* MATERIAL TO PROCESS:
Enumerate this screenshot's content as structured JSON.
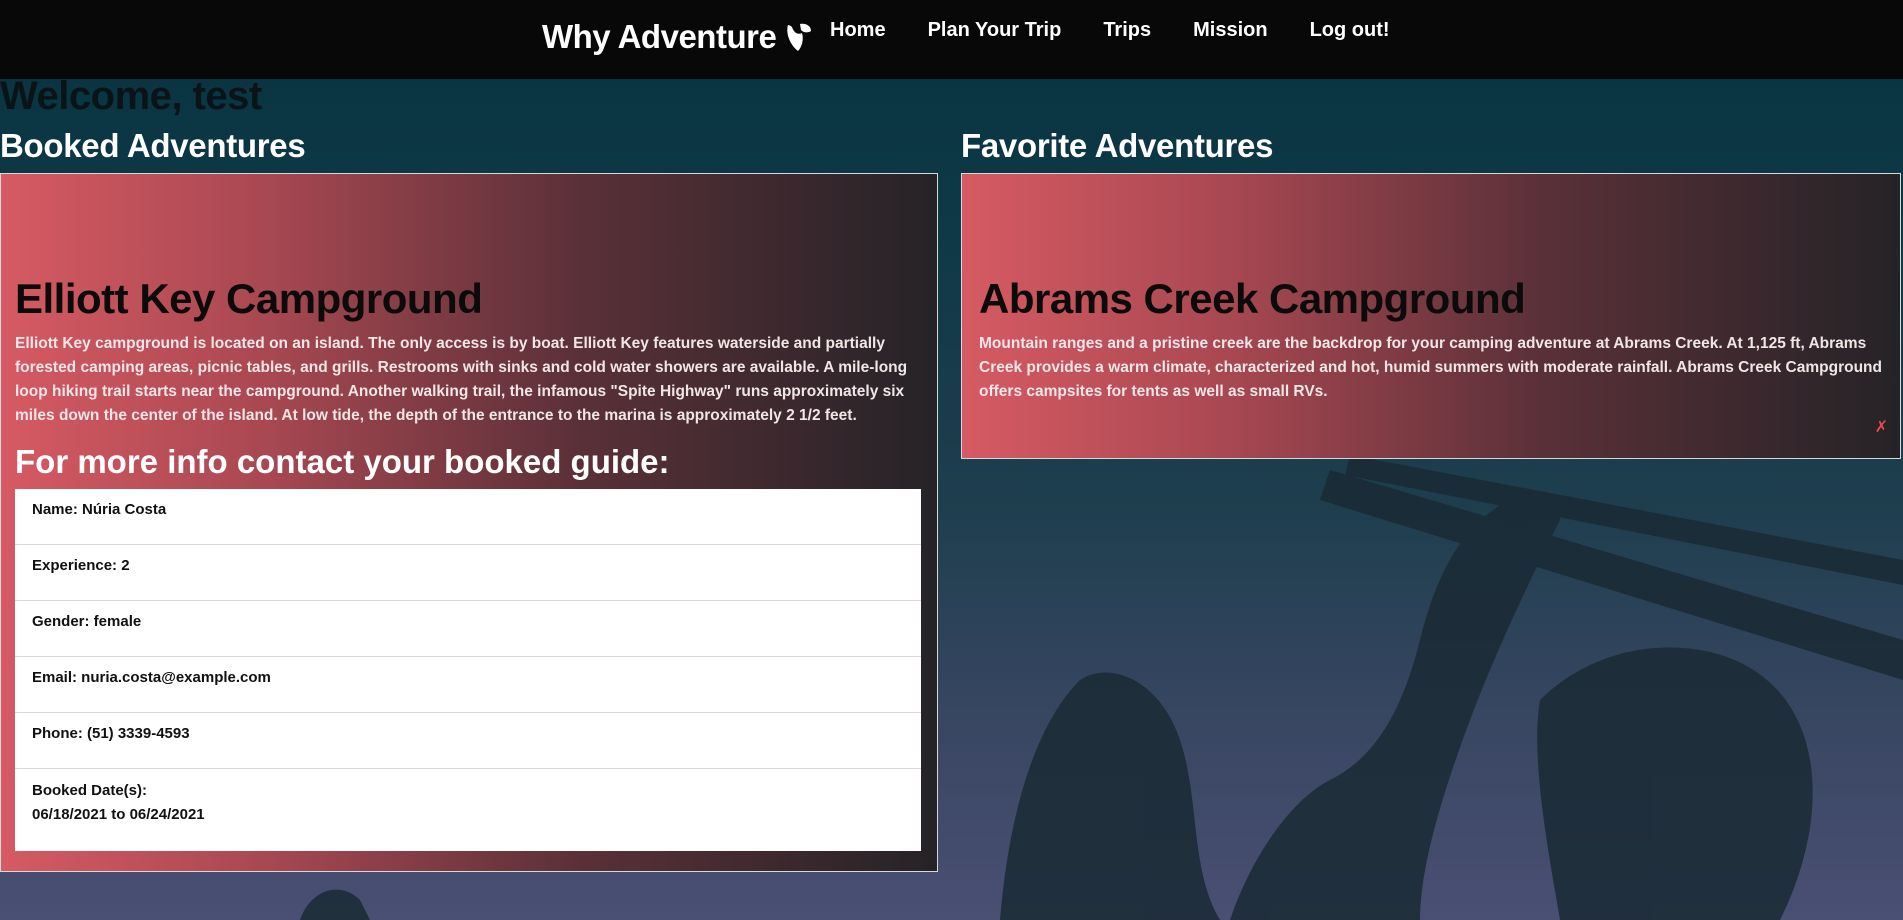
{
  "brand": {
    "name": "Why Adventure",
    "logo_icon": "brand-logo-icon"
  },
  "nav": {
    "items": [
      {
        "label": "Home"
      },
      {
        "label": "Plan Your Trip"
      },
      {
        "label": "Trips"
      },
      {
        "label": "Mission"
      },
      {
        "label": "Log out!"
      }
    ]
  },
  "welcome": "Welcome, test",
  "booked": {
    "heading": "Booked Adventures",
    "title": "Elliott Key Campground",
    "description": "Elliott Key campground is located on an island. The only access is by boat. Elliott Key features waterside and partially forested camping areas, picnic tables, and grills. Restrooms with sinks and cold water showers are available. A mile-long loop hiking trail starts near the campground. Another walking trail, the infamous \"Spite Highway\" runs approximately six miles down the center of the island. At low tide, the depth of the entrance to the marina is approximately 2 1/2 feet.",
    "guide_heading": "For more info contact your booked guide:",
    "guide": {
      "name": "Name: Núria Costa",
      "experience": "Experience: 2",
      "gender": "Gender: female",
      "email": "Email: nuria.costa@example.com",
      "phone": "Phone: (51) 3339-4593",
      "dates_label": "Booked Date(s):",
      "dates": "06/18/2021 to 06/24/2021"
    }
  },
  "favorite": {
    "heading": "Favorite Adventures",
    "title": "Abrams Creek Campground",
    "description": "Mountain ranges and a pristine creek are the backdrop for your camping adventure at Abrams Creek. At 1,125 ft, Abrams Creek provides a warm climate, characterized and hot, humid summers with moderate rainfall. Abrams Creek Campground offers campsites for tents as well as small RVs.",
    "remove_label": "✗"
  },
  "colors": {
    "nav_bg": "#080808",
    "card_gradient_start": "#d65a63",
    "card_gradient_end": "#252327",
    "remove": "#e84855"
  }
}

* TASK DETAILS: From the entries above, extract every line where the word "camping" appears.

* RESULT OF THIS EXERCISE:
    "description": "Elliott Key campground is located on an island. The only access is by boat. Elliott Key features waterside and partially forested camping areas, picnic tables, and grills. Restrooms with sinks and cold water showers are available. A mile-long loop hiking trail starts near the campground. Another walking trail, the infamous \"Spite Highway\" runs approximately six miles down the center of the island. At low tide, the depth of the entrance to the marina is approximately 2 1/2 feet.",
    "description": "Mountain ranges and a pristine creek are the backdrop for your camping adventure at Abrams Creek. At 1,125 ft, Abrams Creek provides a warm climate, characterized and hot, humid summers with moderate rainfall. Abrams Creek Campground offers campsites for tents as well as small RVs.",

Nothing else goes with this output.